## Work required
Your answer should be a single number: the count of lines that include "Potencia".

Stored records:

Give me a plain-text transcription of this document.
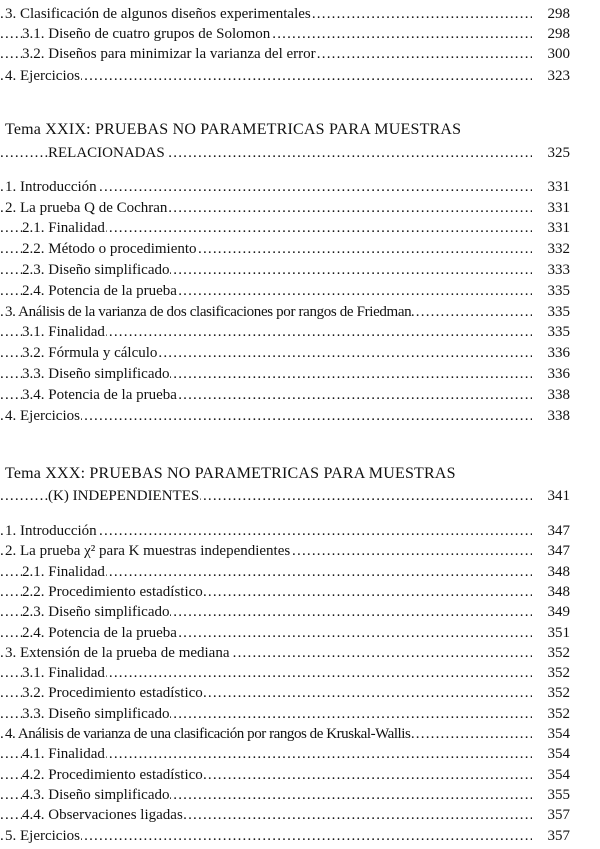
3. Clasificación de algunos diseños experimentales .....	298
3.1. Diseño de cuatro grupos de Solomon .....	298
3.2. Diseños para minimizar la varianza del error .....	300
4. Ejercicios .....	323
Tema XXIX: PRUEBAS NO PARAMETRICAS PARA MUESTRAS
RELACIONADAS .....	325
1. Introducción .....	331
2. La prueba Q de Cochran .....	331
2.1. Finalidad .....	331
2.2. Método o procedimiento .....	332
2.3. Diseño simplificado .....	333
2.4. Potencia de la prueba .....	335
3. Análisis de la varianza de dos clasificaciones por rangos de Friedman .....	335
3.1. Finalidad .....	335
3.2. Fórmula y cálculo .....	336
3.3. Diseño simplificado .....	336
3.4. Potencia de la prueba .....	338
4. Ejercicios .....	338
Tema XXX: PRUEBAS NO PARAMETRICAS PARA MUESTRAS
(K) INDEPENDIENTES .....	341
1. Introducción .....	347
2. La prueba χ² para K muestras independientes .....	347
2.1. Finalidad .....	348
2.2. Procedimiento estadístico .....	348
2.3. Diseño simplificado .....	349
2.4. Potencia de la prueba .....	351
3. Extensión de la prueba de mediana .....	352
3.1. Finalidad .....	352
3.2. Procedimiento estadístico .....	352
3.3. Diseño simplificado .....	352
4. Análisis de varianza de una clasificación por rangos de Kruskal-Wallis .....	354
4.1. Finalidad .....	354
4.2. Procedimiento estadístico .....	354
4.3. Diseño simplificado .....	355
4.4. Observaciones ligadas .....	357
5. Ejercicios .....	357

* * *

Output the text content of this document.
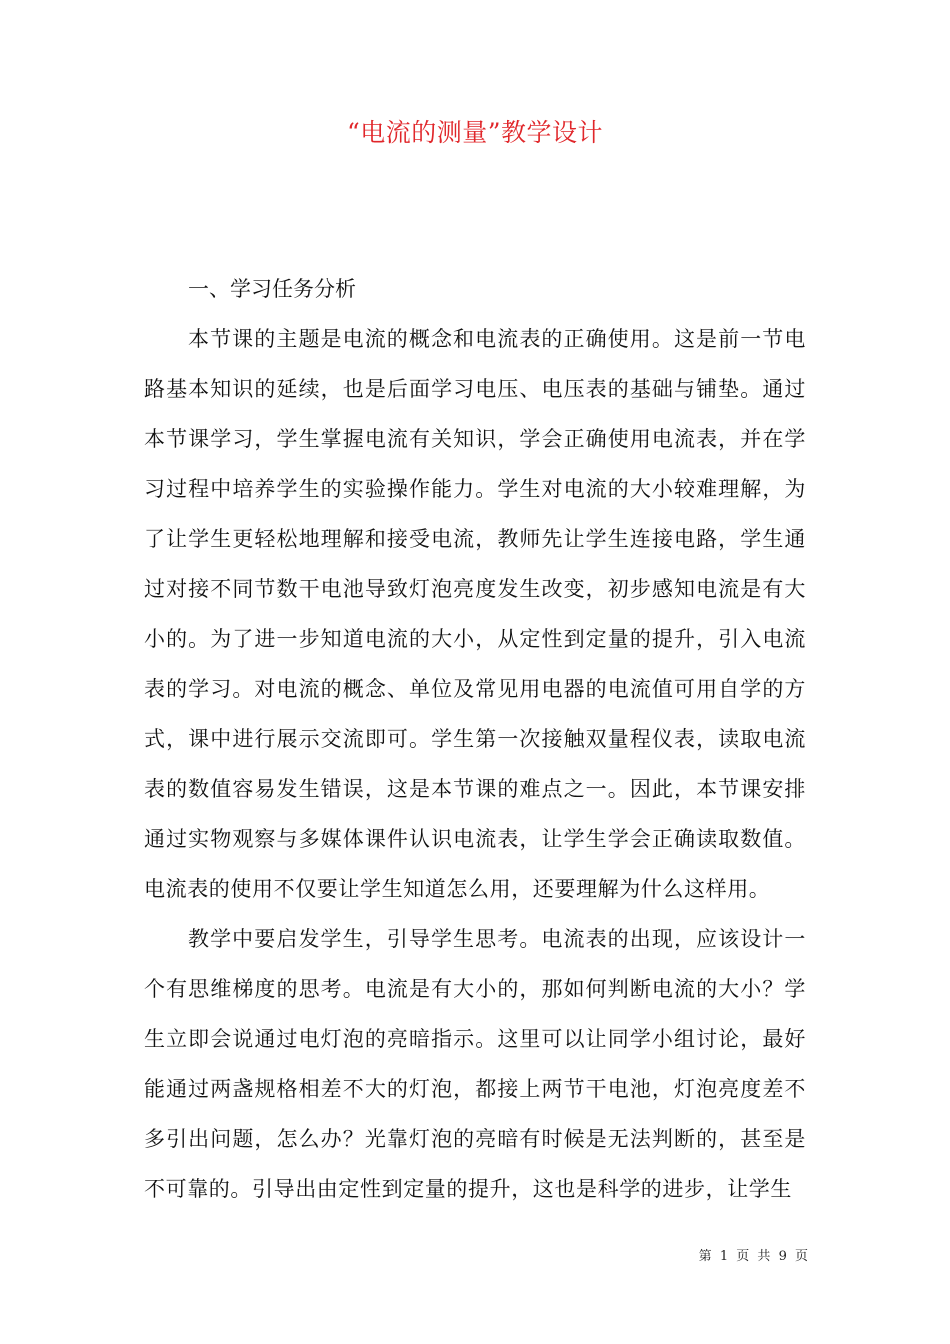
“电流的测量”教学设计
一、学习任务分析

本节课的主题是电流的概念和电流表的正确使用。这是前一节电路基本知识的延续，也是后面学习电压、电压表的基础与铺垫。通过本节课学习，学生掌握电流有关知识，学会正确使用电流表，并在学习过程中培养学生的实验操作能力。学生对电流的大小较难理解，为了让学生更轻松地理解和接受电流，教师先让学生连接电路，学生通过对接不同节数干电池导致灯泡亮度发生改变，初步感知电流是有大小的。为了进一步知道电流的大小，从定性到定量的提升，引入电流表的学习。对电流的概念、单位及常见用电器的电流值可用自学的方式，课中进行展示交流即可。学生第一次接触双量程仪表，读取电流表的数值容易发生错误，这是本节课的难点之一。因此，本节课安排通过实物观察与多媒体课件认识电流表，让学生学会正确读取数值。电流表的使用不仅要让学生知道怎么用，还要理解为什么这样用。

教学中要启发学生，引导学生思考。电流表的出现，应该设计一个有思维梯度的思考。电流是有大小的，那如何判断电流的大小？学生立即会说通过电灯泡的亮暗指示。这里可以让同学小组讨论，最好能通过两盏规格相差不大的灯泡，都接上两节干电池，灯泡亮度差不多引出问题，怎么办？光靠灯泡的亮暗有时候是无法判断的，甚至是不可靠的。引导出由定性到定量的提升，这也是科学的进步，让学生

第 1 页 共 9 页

## Answer to this task
3